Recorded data
-- begin --

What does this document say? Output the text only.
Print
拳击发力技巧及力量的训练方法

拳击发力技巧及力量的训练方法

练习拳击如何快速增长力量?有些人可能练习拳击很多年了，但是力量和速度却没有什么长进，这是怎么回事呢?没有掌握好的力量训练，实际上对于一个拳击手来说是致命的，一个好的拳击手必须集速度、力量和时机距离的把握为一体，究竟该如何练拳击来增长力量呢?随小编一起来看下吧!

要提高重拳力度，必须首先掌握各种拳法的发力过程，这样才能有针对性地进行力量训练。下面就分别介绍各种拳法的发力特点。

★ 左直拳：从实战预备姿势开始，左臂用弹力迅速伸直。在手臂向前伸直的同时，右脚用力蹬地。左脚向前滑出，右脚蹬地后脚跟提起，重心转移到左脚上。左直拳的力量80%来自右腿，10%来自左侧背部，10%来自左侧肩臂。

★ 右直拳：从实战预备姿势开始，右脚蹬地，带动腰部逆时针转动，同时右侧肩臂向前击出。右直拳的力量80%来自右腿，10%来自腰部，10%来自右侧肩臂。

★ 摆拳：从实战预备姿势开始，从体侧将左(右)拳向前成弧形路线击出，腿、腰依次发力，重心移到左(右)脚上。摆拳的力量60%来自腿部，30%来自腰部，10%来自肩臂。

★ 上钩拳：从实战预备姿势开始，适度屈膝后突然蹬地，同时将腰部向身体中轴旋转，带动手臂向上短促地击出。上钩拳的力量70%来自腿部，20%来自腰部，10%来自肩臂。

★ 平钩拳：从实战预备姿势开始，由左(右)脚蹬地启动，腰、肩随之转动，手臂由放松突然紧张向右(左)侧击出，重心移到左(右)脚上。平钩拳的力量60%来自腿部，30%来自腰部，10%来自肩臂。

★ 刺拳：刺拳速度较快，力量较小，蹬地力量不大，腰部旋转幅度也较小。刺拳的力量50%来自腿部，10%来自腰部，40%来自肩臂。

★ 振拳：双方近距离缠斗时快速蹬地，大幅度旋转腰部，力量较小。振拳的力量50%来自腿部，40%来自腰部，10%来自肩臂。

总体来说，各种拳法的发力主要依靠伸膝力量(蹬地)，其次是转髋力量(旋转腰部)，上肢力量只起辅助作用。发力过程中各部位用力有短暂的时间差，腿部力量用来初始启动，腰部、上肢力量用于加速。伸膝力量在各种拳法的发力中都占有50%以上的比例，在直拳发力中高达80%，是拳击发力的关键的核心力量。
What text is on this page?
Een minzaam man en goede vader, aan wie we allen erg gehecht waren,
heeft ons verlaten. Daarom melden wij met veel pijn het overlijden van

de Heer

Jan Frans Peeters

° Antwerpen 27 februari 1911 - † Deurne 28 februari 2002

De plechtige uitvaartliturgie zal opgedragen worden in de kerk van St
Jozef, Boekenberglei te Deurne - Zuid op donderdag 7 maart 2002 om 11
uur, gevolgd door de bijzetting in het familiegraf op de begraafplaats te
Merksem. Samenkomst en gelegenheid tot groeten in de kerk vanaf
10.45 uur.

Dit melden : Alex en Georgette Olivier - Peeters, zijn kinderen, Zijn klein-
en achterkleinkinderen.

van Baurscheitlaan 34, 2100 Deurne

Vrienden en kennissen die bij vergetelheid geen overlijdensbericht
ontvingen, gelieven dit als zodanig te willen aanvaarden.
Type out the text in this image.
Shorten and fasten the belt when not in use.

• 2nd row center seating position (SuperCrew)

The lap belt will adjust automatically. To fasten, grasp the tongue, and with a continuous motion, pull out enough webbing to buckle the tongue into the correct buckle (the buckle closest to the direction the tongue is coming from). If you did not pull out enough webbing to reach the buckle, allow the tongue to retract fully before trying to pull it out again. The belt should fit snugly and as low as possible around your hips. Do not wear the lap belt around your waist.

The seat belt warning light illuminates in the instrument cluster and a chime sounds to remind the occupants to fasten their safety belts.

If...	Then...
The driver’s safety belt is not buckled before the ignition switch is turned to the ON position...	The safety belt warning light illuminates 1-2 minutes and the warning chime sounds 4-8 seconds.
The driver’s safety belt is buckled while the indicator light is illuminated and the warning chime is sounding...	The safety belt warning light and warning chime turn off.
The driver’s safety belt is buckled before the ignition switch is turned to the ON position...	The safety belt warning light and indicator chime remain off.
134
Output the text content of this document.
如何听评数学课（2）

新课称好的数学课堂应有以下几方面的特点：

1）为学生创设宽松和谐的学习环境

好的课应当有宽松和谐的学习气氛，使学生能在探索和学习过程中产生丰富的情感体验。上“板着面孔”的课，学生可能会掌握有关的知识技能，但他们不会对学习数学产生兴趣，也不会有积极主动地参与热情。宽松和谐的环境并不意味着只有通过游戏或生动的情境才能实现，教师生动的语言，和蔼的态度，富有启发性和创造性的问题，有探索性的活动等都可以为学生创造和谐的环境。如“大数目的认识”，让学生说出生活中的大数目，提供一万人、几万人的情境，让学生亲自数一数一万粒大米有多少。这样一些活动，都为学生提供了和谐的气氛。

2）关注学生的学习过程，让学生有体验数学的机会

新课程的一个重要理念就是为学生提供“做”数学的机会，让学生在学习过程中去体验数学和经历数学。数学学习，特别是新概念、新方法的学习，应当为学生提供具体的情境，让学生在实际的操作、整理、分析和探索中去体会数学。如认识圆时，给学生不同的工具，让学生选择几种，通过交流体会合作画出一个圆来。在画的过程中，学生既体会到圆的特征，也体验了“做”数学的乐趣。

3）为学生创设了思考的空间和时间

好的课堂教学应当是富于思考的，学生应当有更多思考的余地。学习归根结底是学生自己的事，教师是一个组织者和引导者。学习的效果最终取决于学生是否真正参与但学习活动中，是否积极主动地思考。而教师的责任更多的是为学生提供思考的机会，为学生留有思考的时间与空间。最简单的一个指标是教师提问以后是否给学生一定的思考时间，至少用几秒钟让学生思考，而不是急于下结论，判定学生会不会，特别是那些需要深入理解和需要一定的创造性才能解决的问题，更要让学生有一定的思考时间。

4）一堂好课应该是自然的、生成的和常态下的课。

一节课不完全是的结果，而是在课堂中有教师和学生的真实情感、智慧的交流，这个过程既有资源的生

-- end --

INSTRUCTION: Take the lines from the one containing "Output the text content of this document." to the last line of the material above and write them out exactly.

SOLUTION FOR THIS PROBLEM:
Output the text content of this document.
如何听评数学课（2）

新课称好的数学课堂应有以下几方面的特点：

1）为学生创设宽松和谐的学习环境

好的课应当有宽松和谐的学习气氛，使学生能在探索和学习过程中产生丰富的情感体验。上“板着面孔”的课，学生可能会掌握有关的知识技能，但他们不会对学习数学产生兴趣，也不会有积极主动地参与热情。宽松和谐的环境并不意味着只有通过游戏或生动的情境才能实现，教师生动的语言，和蔼的态度，富有启发性和创造性的问题，有探索性的活动等都可以为学生创造和谐的环境。如“大数目的认识”，让学生说出生活中的大数目，提供一万人、几万人的情境，让学生亲自数一数一万粒大米有多少。这样一些活动，都为学生提供了和谐的气氛。

2）关注学生的学习过程，让学生有体验数学的机会

新课程的一个重要理念就是为学生提供“做”数学的机会，让学生在学习过程中去体验数学和经历数学。数学学习，特别是新概念、新方法的学习，应当为学生提供具体的情境，让学生在实际的操作、整理、分析和探索中去体会数学。如认识圆时，给学生不同的工具，让学生选择几种，通过交流体会合作画出一个圆来。在画的过程中，学生既体会到圆的特征，也体验了“做”数学的乐趣。

3）为学生创设了思考的空间和时间

好的课堂教学应当是富于思考的，学生应当有更多思考的余地。学习归根结底是学生自己的事，教师是一个组织者和引导者。学习的效果最终取决于学生是否真正参与但学习活动中，是否积极主动地思考。而教师的责任更多的是为学生提供思考的机会，为学生留有思考的时间与空间。最简单的一个指标是教师提问以后是否给学生一定的思考时间，至少用几秒钟让学生思考，而不是急于下结论，判定学生会不会，特别是那些需要深入理解和需要一定的创造性才能解决的问题，更要让学生有一定的思考时间。

4）一堂好课应该是自然的、生成的和常态下的课。

一节课不完全是的结果，而是在课堂中有教师和学生的真实情感、智慧的交流，这个过程既有资源的生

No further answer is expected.